### TASK STATEMENT
Copy out the part of the data that opens with the line containing "cell-status: ✓ 9초: [63, 1840, 84, 1869]" and closes with the line containing "cell-prompt: [3]: [99, 736, 136, 760]", with both of those lines included and every line kept exactly as it appears.

## start INPUT

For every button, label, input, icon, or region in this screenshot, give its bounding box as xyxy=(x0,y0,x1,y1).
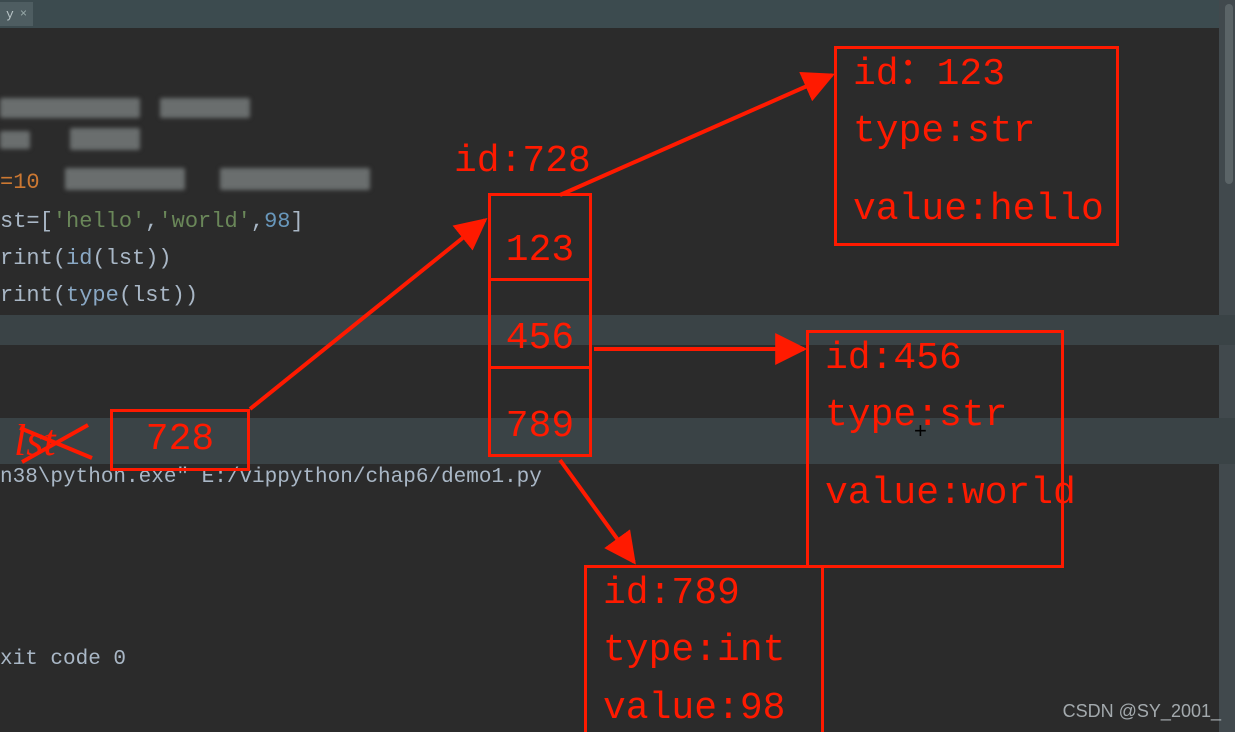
annotation-cell: 456 xyxy=(488,281,592,369)
annotation-id728: id:728 xyxy=(454,136,591,187)
annotation-lst-label: lst xyxy=(14,415,56,466)
code-line[interactable]: rint(id(lst)) xyxy=(0,241,172,277)
annotation-text: value:98 xyxy=(587,683,821,732)
annotation-text: type:int xyxy=(587,625,821,682)
console-output: xit code 0 xyxy=(0,648,126,671)
redacted-block xyxy=(160,98,250,118)
code-line[interactable]: st=['hello','world',98] xyxy=(0,204,304,240)
annotation-box-int: id:789 type:int value:98 xyxy=(584,565,824,732)
annotation-text: id：123 xyxy=(837,49,1116,106)
code-line[interactable]: rint(type(lst)) xyxy=(0,278,198,314)
annotation-text: id:789 xyxy=(587,568,821,625)
annotation-box-world: id:456 type:str value:world xyxy=(806,330,1064,568)
annotation-text: type:str xyxy=(809,390,1061,447)
annotation-text: value:hello xyxy=(837,184,1116,241)
annotation-text: id:456 xyxy=(809,333,1061,390)
redacted-block xyxy=(70,128,140,150)
close-icon[interactable]: × xyxy=(20,7,27,21)
annotation-box-hello: id：123 type:str value:hello xyxy=(834,46,1119,246)
annotation-text: 728 xyxy=(146,414,214,465)
file-tab[interactable]: y × xyxy=(0,2,33,26)
tab-label: y xyxy=(6,7,14,22)
annotation-cell: 789 xyxy=(488,369,592,457)
redacted-block xyxy=(0,98,140,118)
annotation-text: type:str xyxy=(837,106,1116,163)
redacted-block xyxy=(0,131,30,149)
tab-bar: y × xyxy=(0,0,1235,28)
annotation-cell: 123 xyxy=(488,193,592,281)
annotation-text: value:world xyxy=(809,468,1061,525)
annotation-cell-stack: 123 456 789 xyxy=(488,193,592,457)
watermark: CSDN @SY_2001_ xyxy=(1063,701,1221,722)
cursor-icon: + xyxy=(914,418,927,444)
annotation-box-728: 728 xyxy=(110,409,250,471)
redacted-block xyxy=(220,168,370,190)
console-output: n38\python.exe" E:/vippython/chap6/demo1… xyxy=(0,466,542,489)
redacted-block xyxy=(65,168,185,190)
scrollbar-track[interactable] xyxy=(1219,0,1235,732)
code-line[interactable]: =10 xyxy=(0,165,40,201)
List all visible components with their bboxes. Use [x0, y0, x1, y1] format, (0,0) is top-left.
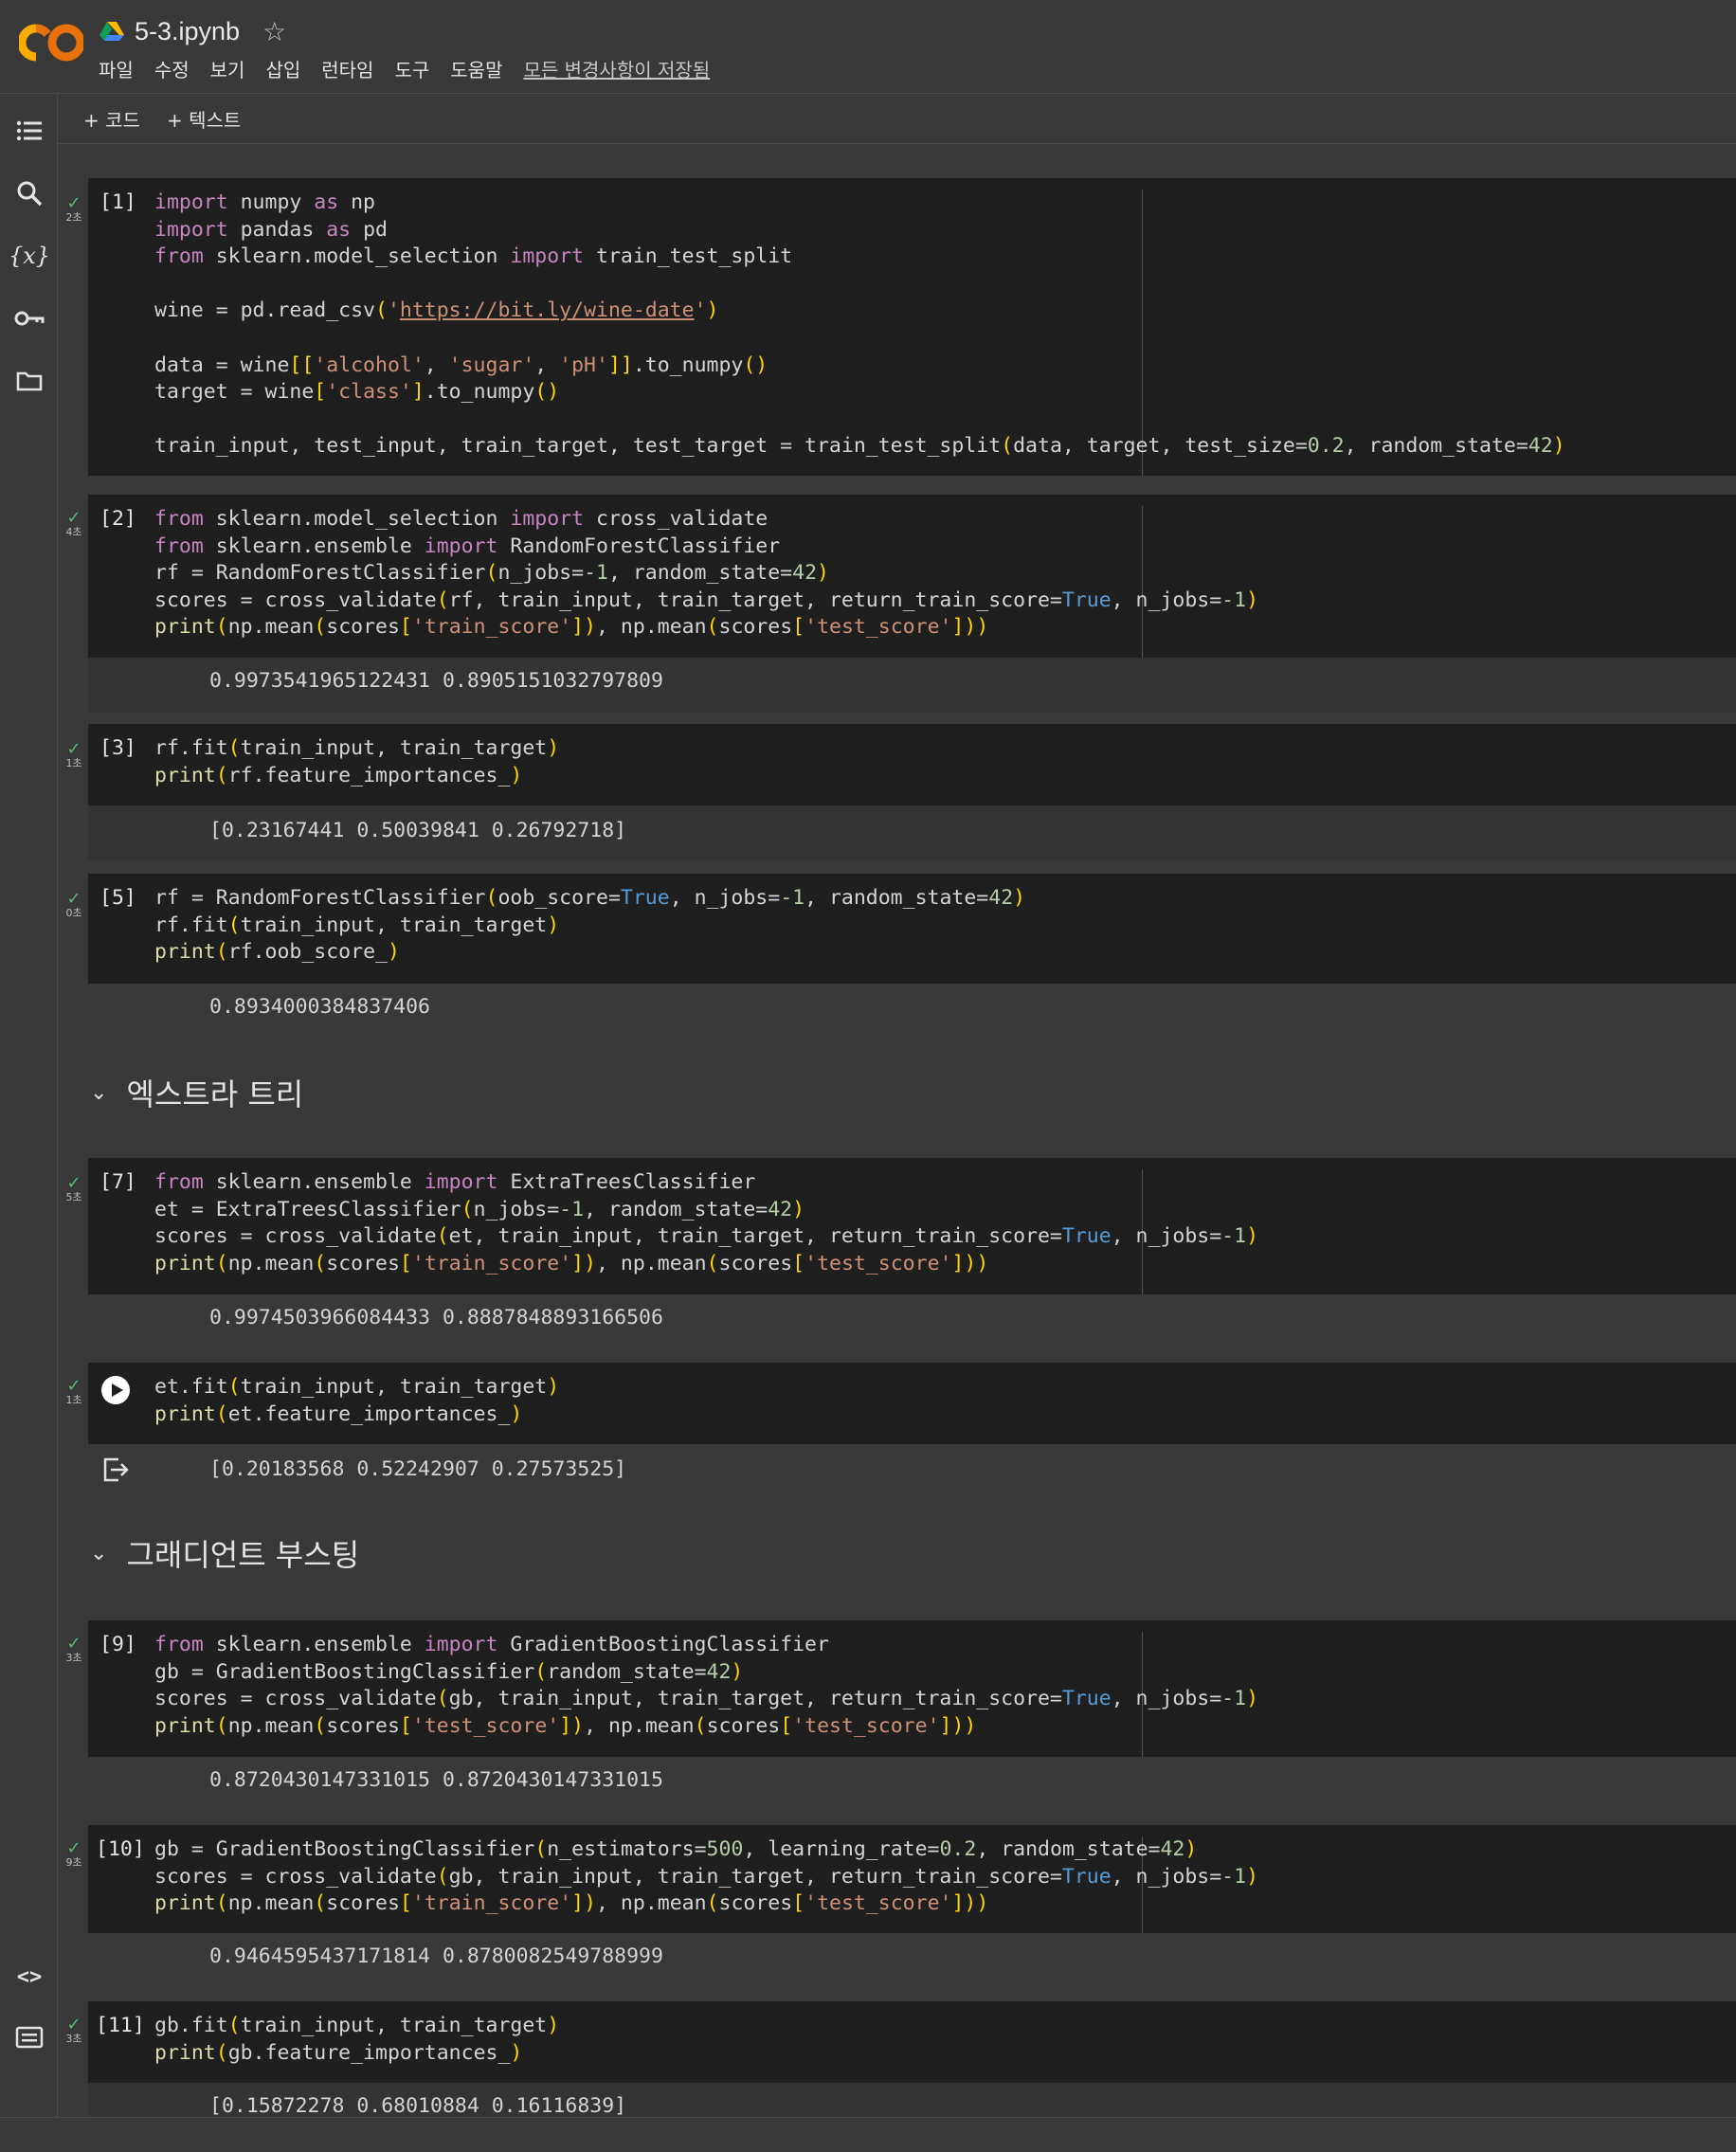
cell-status: ✓ 9초: [63, 1840, 84, 1869]
cell-status: ✓ 3초: [63, 1636, 84, 1664]
cell-code[interactable]: gb = GradientBoostingClassifier(n_estima…: [154, 1836, 1258, 1918]
menu-file[interactable]: 파일: [99, 55, 134, 82]
cell-prompt: [2]: [99, 507, 136, 531]
cell-code[interactable]: from sklearn.ensemble import GradientBoo…: [154, 1632, 1258, 1740]
cell-output: 0.8934000384837406: [209, 995, 430, 1019]
code-snippets-icon[interactable]: <>: [13, 1961, 45, 1993]
section-title: 그래디언트 부스팅: [126, 1537, 360, 1573]
menu-tools[interactable]: 도구: [394, 55, 429, 82]
code-cell[interactable]: [7] from sklearn.ensemble import ExtraTr…: [88, 1158, 1736, 1294]
cell-code[interactable]: et.fit(train_input, train_target) print(…: [154, 1374, 559, 1428]
check-icon: ✓: [66, 739, 81, 759]
cell-prompt: [3]: [99, 736, 136, 760]
section-heading: ⌄ 엑스트라 트리: [90, 1071, 303, 1114]
section-title: 엑스트라 트리: [126, 1076, 304, 1112]
cell-status: ✓ 5초: [63, 1175, 84, 1203]
cell-output: [0.15872278 0.68010884 0.16116839]: [209, 2094, 627, 2117]
cell-prompt: [5]: [99, 886, 136, 910]
chevron-down-icon[interactable]: ⌄: [90, 1081, 107, 1105]
save-status[interactable]: 모든 변경사항이 저장됨: [523, 55, 710, 82]
cell-code[interactable]: from sklearn.model_selection import cros…: [154, 506, 1258, 642]
status-bar: [0, 2117, 1736, 2152]
cell-output: 0.9974503966084433 0.8887848893166506: [209, 1306, 663, 1329]
code-cell[interactable]: et.fit(train_input, train_target) print(…: [88, 1363, 1736, 1444]
run-cell-button[interactable]: [101, 1376, 130, 1404]
cell-prompt: [9]: [99, 1633, 136, 1656]
notebook-title[interactable]: 5-3.ipynb: [135, 17, 240, 46]
output-options-icon[interactable]: [101, 1456, 130, 1484]
check-icon: ✓: [66, 2015, 81, 2034]
cell-status: ✓ 3초: [63, 2016, 84, 2045]
check-icon: ✓: [66, 1376, 81, 1396]
cell-output: 0.9973541965122431 0.8905151032797809: [209, 669, 663, 693]
menu-bar: 파일 수정 보기 삽입 런타임 도구 도움말 모든 변경사항이 저장됨: [99, 55, 731, 82]
check-icon: ✓: [66, 1838, 81, 1858]
check-icon: ✓: [66, 1173, 81, 1193]
top-bar: 5-3.ipynb ☆ 파일 수정 보기 삽입 런타임 도구 도움말 모든 변경…: [0, 0, 1736, 94]
search-icon[interactable]: [13, 177, 45, 209]
terminal-icon[interactable]: [13, 2021, 45, 2053]
check-icon: ✓: [66, 193, 81, 213]
cell-status: ✓ 4초: [63, 510, 84, 538]
cell-code[interactable]: import numpy as np import pandas as pd f…: [154, 190, 1565, 461]
add-code-cell-button[interactable]: + 코드: [83, 105, 140, 133]
table-of-contents-icon[interactable]: [13, 115, 45, 147]
check-icon: ✓: [66, 508, 81, 528]
cell-status: ✓ 1초: [63, 1378, 84, 1406]
cell-code[interactable]: from sklearn.ensemble import ExtraTreesC…: [154, 1169, 1258, 1277]
cell-code[interactable]: gb.fit(train_input, train_target) print(…: [154, 2013, 559, 2067]
variables-icon[interactable]: {x}: [9, 240, 50, 272]
cell-status: ✓ 2초: [63, 195, 84, 224]
secrets-key-icon[interactable]: [13, 302, 45, 335]
cell-code[interactable]: rf = RandomForestClassifier(oob_score=Tr…: [154, 885, 1025, 967]
cell-status: ✓ 1초: [63, 741, 84, 769]
code-cell[interactable]: [9] from sklearn.ensemble import Gradien…: [88, 1620, 1736, 1757]
notebook-body: ✓ 2초 [1] import numpy as np import pandas…: [58, 144, 1736, 2117]
menu-insert[interactable]: 삽입: [265, 55, 300, 82]
cell-prompt: [11]: [96, 2014, 145, 2037]
check-icon: ✓: [66, 1634, 81, 1654]
cell-prompt: [10]: [96, 1837, 145, 1861]
check-icon: ✓: [66, 889, 81, 909]
section-heading: ⌄ 그래디언트 부스팅: [90, 1531, 359, 1575]
google-drive-icon: [99, 22, 124, 41]
chevron-down-icon[interactable]: ⌄: [90, 1542, 107, 1565]
cell-output: [0.23167441 0.50039841 0.26792718]: [209, 819, 627, 842]
add-text-cell-button[interactable]: + 텍스트: [167, 105, 241, 133]
cell-prompt: [7]: [99, 1170, 136, 1194]
menu-view[interactable]: 보기: [210, 55, 245, 82]
colab-logo[interactable]: [19, 21, 83, 64]
cell-output: 0.9464595437171814 0.8780082549788999: [209, 1944, 663, 1968]
code-cell[interactable]: [2] from sklearn.model_selection import …: [88, 495, 1736, 658]
code-cell[interactable]: [3] rf.fit(train_input, train_target) pr…: [88, 724, 1736, 805]
code-cell[interactable]: [11] gb.fit(train_input, train_target) p…: [88, 2001, 1736, 2083]
menu-edit[interactable]: 수정: [154, 55, 190, 82]
code-cell[interactable]: [5] rf = RandomForestClassifier(oob_scor…: [88, 874, 1736, 984]
left-sidebar: {x} <>: [0, 94, 58, 2117]
cell-status: ✓ 0초: [63, 891, 84, 919]
cell-code[interactable]: rf.fit(train_input, train_target) print(…: [154, 735, 559, 789]
files-folder-icon[interactable]: [13, 365, 45, 397]
star-icon[interactable]: ☆: [262, 16, 286, 47]
cell-prompt: [1]: [99, 190, 136, 214]
cell-output: [0.20183568 0.52242907 0.27573525]: [209, 1457, 627, 1481]
code-cell[interactable]: [10] gb = GradientBoostingClassifier(n_e…: [88, 1825, 1736, 1933]
notebook-toolbar: + 코드 + 텍스트: [58, 94, 1736, 144]
cell-output: 0.8720430147331015 0.8720430147331015: [209, 1768, 663, 1792]
menu-help[interactable]: 도움말: [450, 55, 502, 82]
code-cell[interactable]: [1] import numpy as np import pandas as …: [88, 178, 1736, 476]
menu-runtime[interactable]: 런타임: [321, 55, 373, 82]
title-row: 5-3.ipynb ☆: [99, 13, 286, 49]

## end INPUT

### EXERCISE RESPONSE
cell-status: ✓ 9초: [63, 1840, 84, 1869]
cell-status: ✓ 3초: [63, 1636, 84, 1664]
cell-code[interactable]: gb = GradientBoostingClassifier(n_estima…: [154, 1836, 1258, 1918]
menu-file[interactable]: 파일: [99, 55, 134, 82]
cell-prompt: [2]: [99, 507, 136, 531]
cell-code[interactable]: from sklearn.ensemble import GradientBoo…: [154, 1632, 1258, 1740]
cell-output: 0.8934000384837406: [209, 995, 430, 1019]
code-snippets-icon[interactable]: <>: [13, 1961, 45, 1993]
section-title: 그래디언트 부스팅: [126, 1537, 360, 1573]
menu-tools[interactable]: 도구: [394, 55, 429, 82]
code-cell[interactable]: [7] from sklearn.ensemble import ExtraTr…: [88, 1158, 1736, 1294]
cell-code[interactable]: et.fit(train_input, train_target) print(…: [154, 1374, 559, 1428]
check-icon: ✓: [66, 739, 81, 759]
cell-prompt: [3]: [99, 736, 136, 760]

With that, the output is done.